* To do *
Emit the data below verbatim, stripping out any pictures.

:: Data supplied

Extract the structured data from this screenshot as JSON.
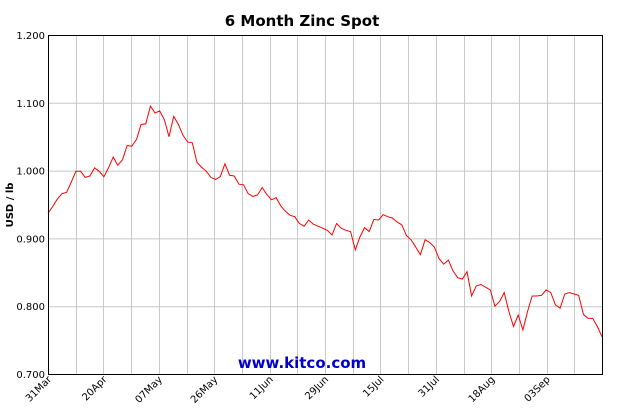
{
  "chart_data": {
    "type": "line",
    "title": "6 Month Zinc Spot",
    "ylabel": "USD / lb",
    "watermark": "www.kitco.com",
    "ylim": [
      0.7,
      1.2
    ],
    "yticks": [
      "1.200",
      "1.100",
      "1.000",
      "0.900",
      "0.800",
      "0.700"
    ],
    "xticks": [
      "31Mar",
      "20Apr",
      "07May",
      "26May",
      "11Jun",
      "29Jun",
      "15Jul",
      "31Jul",
      "18Aug",
      "03Sep"
    ],
    "grid": true,
    "line_color": "#ff0000",
    "series": [
      {
        "values": [
          0.937,
          0.947,
          0.958,
          0.966,
          0.968,
          0.983,
          0.999,
          0.999,
          0.99,
          0.992,
          1.004,
          0.999,
          0.991,
          1.004,
          1.02,
          1.008,
          1.016,
          1.037,
          1.036,
          1.046,
          1.068,
          1.069,
          1.095,
          1.085,
          1.088,
          1.075,
          1.05,
          1.08,
          1.068,
          1.052,
          1.042,
          1.041,
          1.012,
          1.005,
          0.999,
          0.99,
          0.987,
          0.991,
          1.01,
          0.993,
          0.992,
          0.98,
          0.979,
          0.966,
          0.962,
          0.964,
          0.975,
          0.965,
          0.957,
          0.96,
          0.948,
          0.94,
          0.934,
          0.932,
          0.922,
          0.918,
          0.927,
          0.921,
          0.918,
          0.915,
          0.912,
          0.905,
          0.922,
          0.915,
          0.912,
          0.91,
          0.883,
          0.902,
          0.916,
          0.91,
          0.928,
          0.927,
          0.935,
          0.932,
          0.93,
          0.924,
          0.92,
          0.904,
          0.898,
          0.887,
          0.876,
          0.898,
          0.894,
          0.887,
          0.87,
          0.862,
          0.868,
          0.852,
          0.842,
          0.84,
          0.851,
          0.815,
          0.83,
          0.832,
          0.828,
          0.824,
          0.8,
          0.807,
          0.82,
          0.792,
          0.77,
          0.787,
          0.765,
          0.792,
          0.815,
          0.815,
          0.816,
          0.824,
          0.82,
          0.802,
          0.797,
          0.818,
          0.82,
          0.818,
          0.816,
          0.788,
          0.782,
          0.782,
          0.77,
          0.755
        ]
      }
    ]
  }
}
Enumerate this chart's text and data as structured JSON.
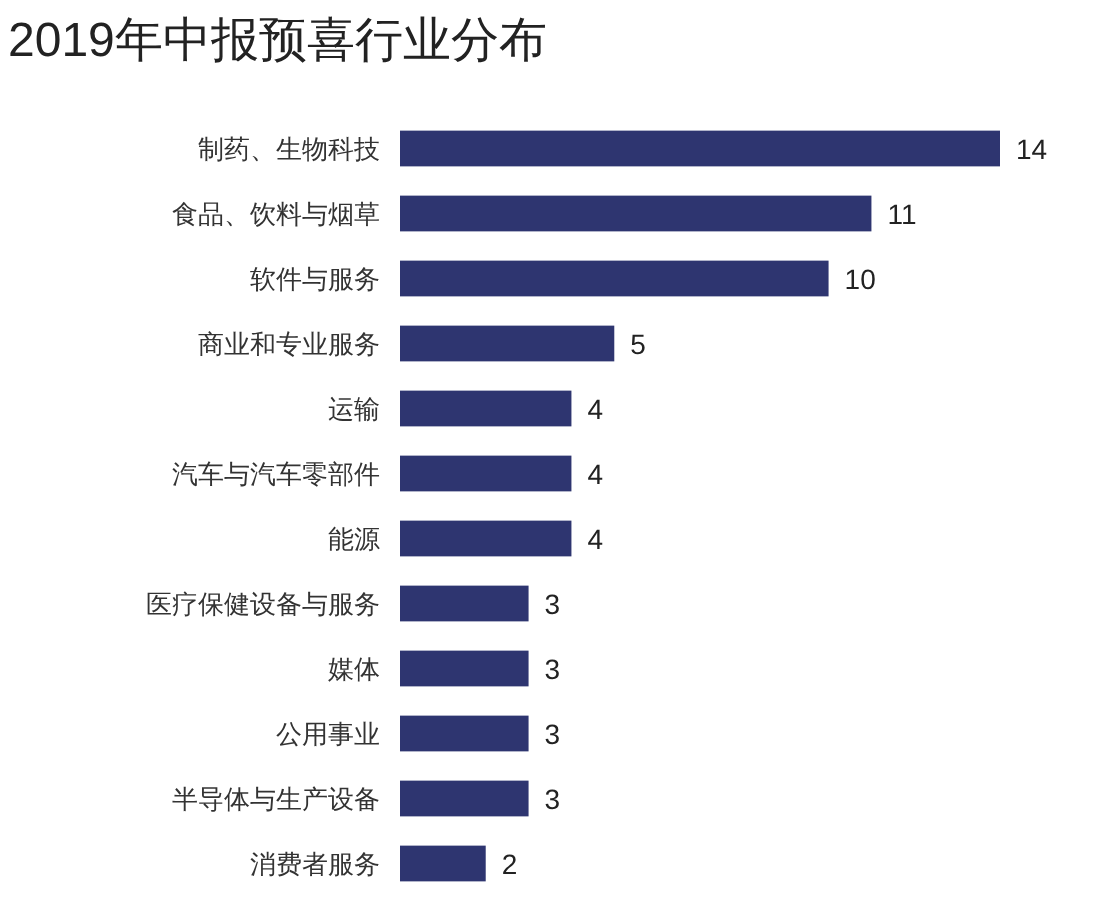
{
  "chart_data": {
    "type": "bar",
    "orientation": "horizontal",
    "title": "2019年中报预喜行业分布",
    "categories": [
      "制药、生物科技",
      "食品、饮料与烟草",
      "软件与服务",
      "商业和专业服务",
      "运输",
      "汽车与汽车零部件",
      "能源",
      "医疗保健设备与服务",
      "媒体",
      "公用事业",
      "半导体与生产设备",
      "消费者服务"
    ],
    "values": [
      14,
      11,
      10,
      5,
      4,
      4,
      4,
      3,
      3,
      3,
      3,
      2
    ],
    "color": "#2e3570",
    "data_labels": true
  }
}
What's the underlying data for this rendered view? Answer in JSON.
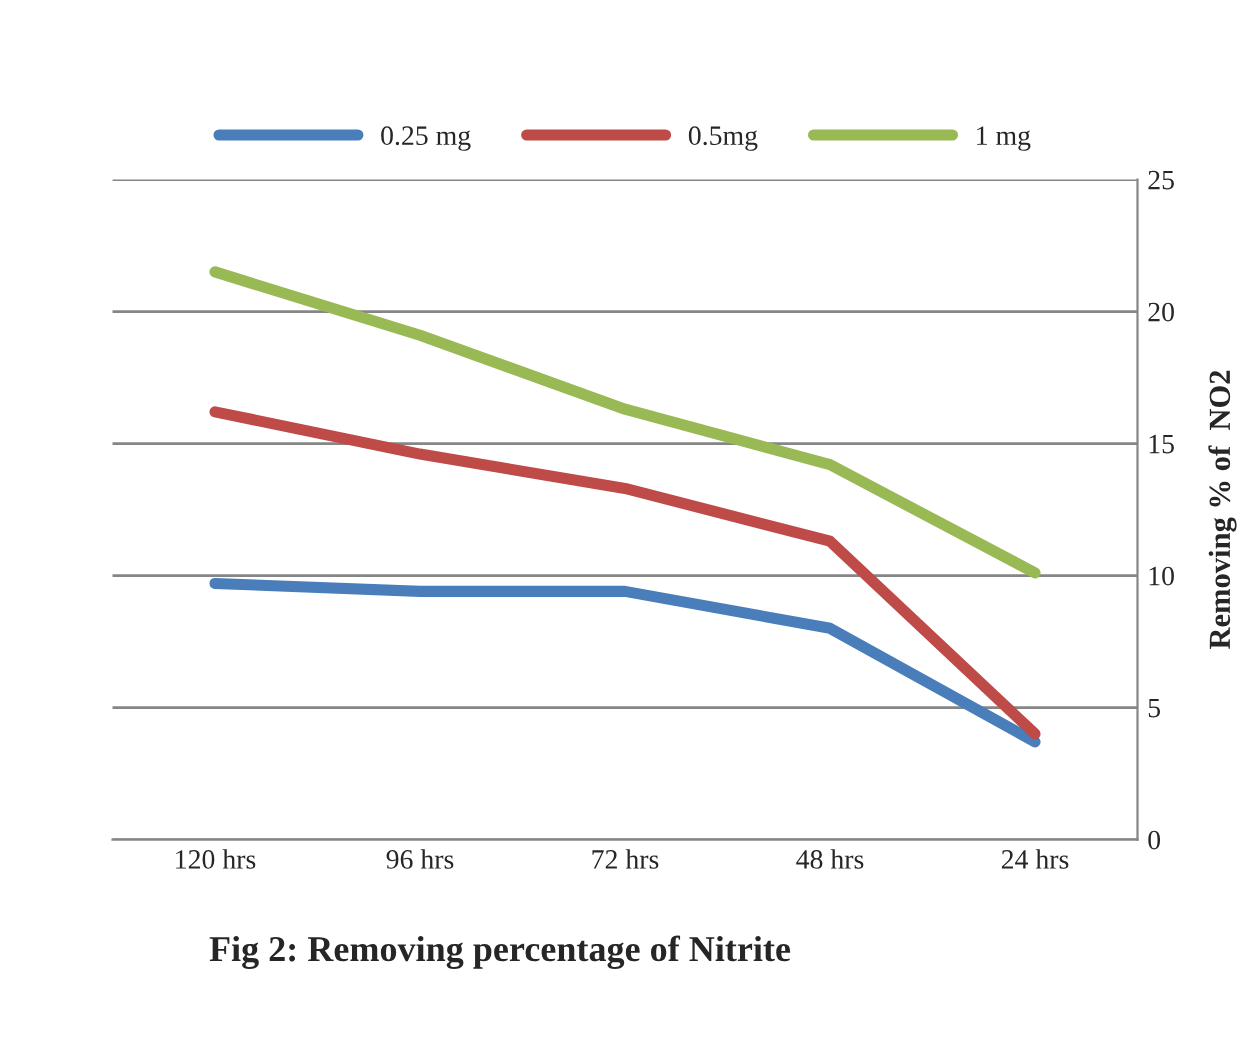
{
  "chart_data": {
    "type": "line",
    "title": "Fig 2: Removing percentage of Nitrite",
    "ylabel": "Removing % of  NO2",
    "categories": [
      "120 hrs",
      "96 hrs",
      "72 hrs",
      "48 hrs",
      "24 hrs"
    ],
    "series": [
      {
        "name": "0.25 mg",
        "color": "#4a7ebb",
        "values": [
          9.7,
          9.4,
          9.4,
          8.0,
          3.7
        ]
      },
      {
        "name": "0.5mg",
        "color": "#be4b48",
        "values": [
          16.2,
          14.6,
          13.3,
          11.3,
          4.0
        ]
      },
      {
        "name": "1 mg",
        "color": "#98b954",
        "values": [
          21.5,
          19.1,
          16.3,
          14.2,
          10.1
        ]
      }
    ],
    "ylim": [
      0,
      25
    ],
    "yticks": [
      0,
      5,
      10,
      15,
      20,
      25
    ],
    "grid": "y",
    "legend": "top",
    "marker": "none",
    "line_style": "solid"
  }
}
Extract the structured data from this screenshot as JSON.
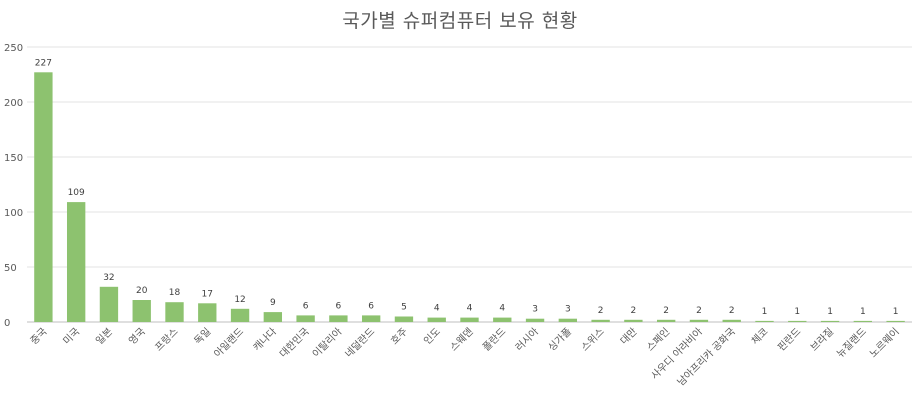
{
  "chart_data": {
    "type": "bar",
    "title": "국가별 슈퍼컴퓨터 보유 현황",
    "xlabel": "",
    "ylabel": "",
    "ylim": [
      0,
      250
    ],
    "yticks": [
      0,
      50,
      100,
      150,
      200,
      250
    ],
    "grid": true,
    "legend": "none",
    "bar_color": "#8dc26f",
    "categories": [
      "중국",
      "미국",
      "일본",
      "영국",
      "프랑스",
      "독일",
      "아일랜드",
      "캐나다",
      "대한민국",
      "이탈리아",
      "네덜란드",
      "호주",
      "인도",
      "스웨덴",
      "폴란드",
      "러시아",
      "싱가폴",
      "스위스",
      "대만",
      "스페인",
      "사우디 아라비아",
      "남아프리카 공화국",
      "체코",
      "핀란드",
      "브라질",
      "뉴질랜드",
      "노르웨이"
    ],
    "values": [
      227,
      109,
      32,
      20,
      18,
      17,
      12,
      9,
      6,
      6,
      6,
      5,
      4,
      4,
      4,
      3,
      3,
      2,
      2,
      2,
      2,
      2,
      1,
      1,
      1,
      1,
      1
    ]
  }
}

::::

* Complete output *
Extract the structured data from this screenshot as JSON.
{
  "chart_data": {
    "type": "line",
    "title": "6 Month Zinc Spot",
    "ylabel": "USD / lb",
    "watermark": "www.kitco.com",
    "ylim": [
      0.7,
      1.2
    ],
    "yticks": [
      "1.200",
      "1.100",
      "1.000",
      "0.900",
      "0.800",
      "0.700"
    ],
    "xticks": [
      "31Mar",
      "20Apr",
      "07May",
      "26May",
      "11Jun",
      "29Jun",
      "15Jul",
      "31Jul",
      "18Aug",
      "03Sep"
    ],
    "grid": true,
    "line_color": "#ff0000",
    "series": [
      {
        "values": [
          0.937,
          0.947,
          0.958,
          0.966,
          0.968,
          0.983,
          0.999,
          0.999,
          0.99,
          0.992,
          1.004,
          0.999,
          0.991,
          1.004,
          1.02,
          1.008,
          1.016,
          1.037,
          1.036,
          1.046,
          1.068,
          1.069,
          1.095,
          1.085,
          1.088,
          1.075,
          1.05,
          1.08,
          1.068,
          1.052,
          1.042,
          1.041,
          1.012,
          1.005,
          0.999,
          0.99,
          0.987,
          0.991,
          1.01,
          0.993,
          0.992,
          0.98,
          0.979,
          0.966,
          0.962,
          0.964,
          0.975,
          0.965,
          0.957,
          0.96,
          0.948,
          0.94,
          0.934,
          0.932,
          0.922,
          0.918,
          0.927,
          0.921,
          0.918,
          0.915,
          0.912,
          0.905,
          0.922,
          0.915,
          0.912,
          0.91,
          0.883,
          0.902,
          0.916,
          0.91,
          0.928,
          0.927,
          0.935,
          0.932,
          0.93,
          0.924,
          0.92,
          0.904,
          0.898,
          0.887,
          0.876,
          0.898,
          0.894,
          0.887,
          0.87,
          0.862,
          0.868,
          0.852,
          0.842,
          0.84,
          0.851,
          0.815,
          0.83,
          0.832,
          0.828,
          0.824,
          0.8,
          0.807,
          0.82,
          0.792,
          0.77,
          0.787,
          0.765,
          0.792,
          0.815,
          0.815,
          0.816,
          0.824,
          0.82,
          0.802,
          0.797,
          0.818,
          0.82,
          0.818,
          0.816,
          0.788,
          0.782,
          0.782,
          0.77,
          0.755
        ]
      }
    ]
  }
}
Enumerate this chart's text and data as structured JSON.
{
  "chart_data": {
    "type": "bar",
    "orientation": "horizontal",
    "title": "2019年中报预喜行业分布",
    "categories": [
      "制药、生物科技",
      "食品、饮料与烟草",
      "软件与服务",
      "商业和专业服务",
      "运输",
      "汽车与汽车零部件",
      "能源",
      "医疗保健设备与服务",
      "媒体",
      "公用事业",
      "半导体与生产设备",
      "消费者服务"
    ],
    "values": [
      14,
      11,
      10,
      5,
      4,
      4,
      4,
      3,
      3,
      3,
      3,
      2
    ],
    "color": "#2e3570",
    "data_labels": true
  }
}
What's the underlying data for this rendered view? Answer in JSON.
{
  "chart_data": {
    "type": "line",
    "title": "Fig 2: Removing percentage of Nitrite",
    "ylabel": "Removing % of  NO2",
    "categories": [
      "120 hrs",
      "96 hrs",
      "72 hrs",
      "48 hrs",
      "24 hrs"
    ],
    "series": [
      {
        "name": "0.25 mg",
        "color": "#4a7ebb",
        "values": [
          9.7,
          9.4,
          9.4,
          8.0,
          3.7
        ]
      },
      {
        "name": "0.5mg",
        "color": "#be4b48",
        "values": [
          16.2,
          14.6,
          13.3,
          11.3,
          4.0
        ]
      },
      {
        "name": "1 mg",
        "color": "#98b954",
        "values": [
          21.5,
          19.1,
          16.3,
          14.2,
          10.1
        ]
      }
    ],
    "ylim": [
      0,
      25
    ],
    "yticks": [
      0,
      5,
      10,
      15,
      20,
      25
    ],
    "grid": "y",
    "legend": "top",
    "marker": "none",
    "line_style": "solid"
  }
}
Extract the structured data from this screenshot as JSON.
{
  "chart_data": {
    "type": "bar",
    "title": "국가별 슈퍼컴퓨터 보유 현황",
    "xlabel": "",
    "ylabel": "",
    "ylim": [
      0,
      250
    ],
    "yticks": [
      0,
      50,
      100,
      150,
      200,
      250
    ],
    "grid": true,
    "legend": "none",
    "bar_color": "#8dc26f",
    "categories": [
      "중국",
      "미국",
      "일본",
      "영국",
      "프랑스",
      "독일",
      "아일랜드",
      "캐나다",
      "대한민국",
      "이탈리아",
      "네덜란드",
      "호주",
      "인도",
      "스웨덴",
      "폴란드",
      "러시아",
      "싱가폴",
      "스위스",
      "대만",
      "스페인",
      "사우디 아라비아",
      "남아프리카 공화국",
      "체코",
      "핀란드",
      "브라질",
      "뉴질랜드",
      "노르웨이"
    ],
    "values": [
      227,
      109,
      32,
      20,
      18,
      17,
      12,
      9,
      6,
      6,
      6,
      5,
      4,
      4,
      4,
      3,
      3,
      2,
      2,
      2,
      2,
      2,
      1,
      1,
      1,
      1,
      1
    ]
  }
}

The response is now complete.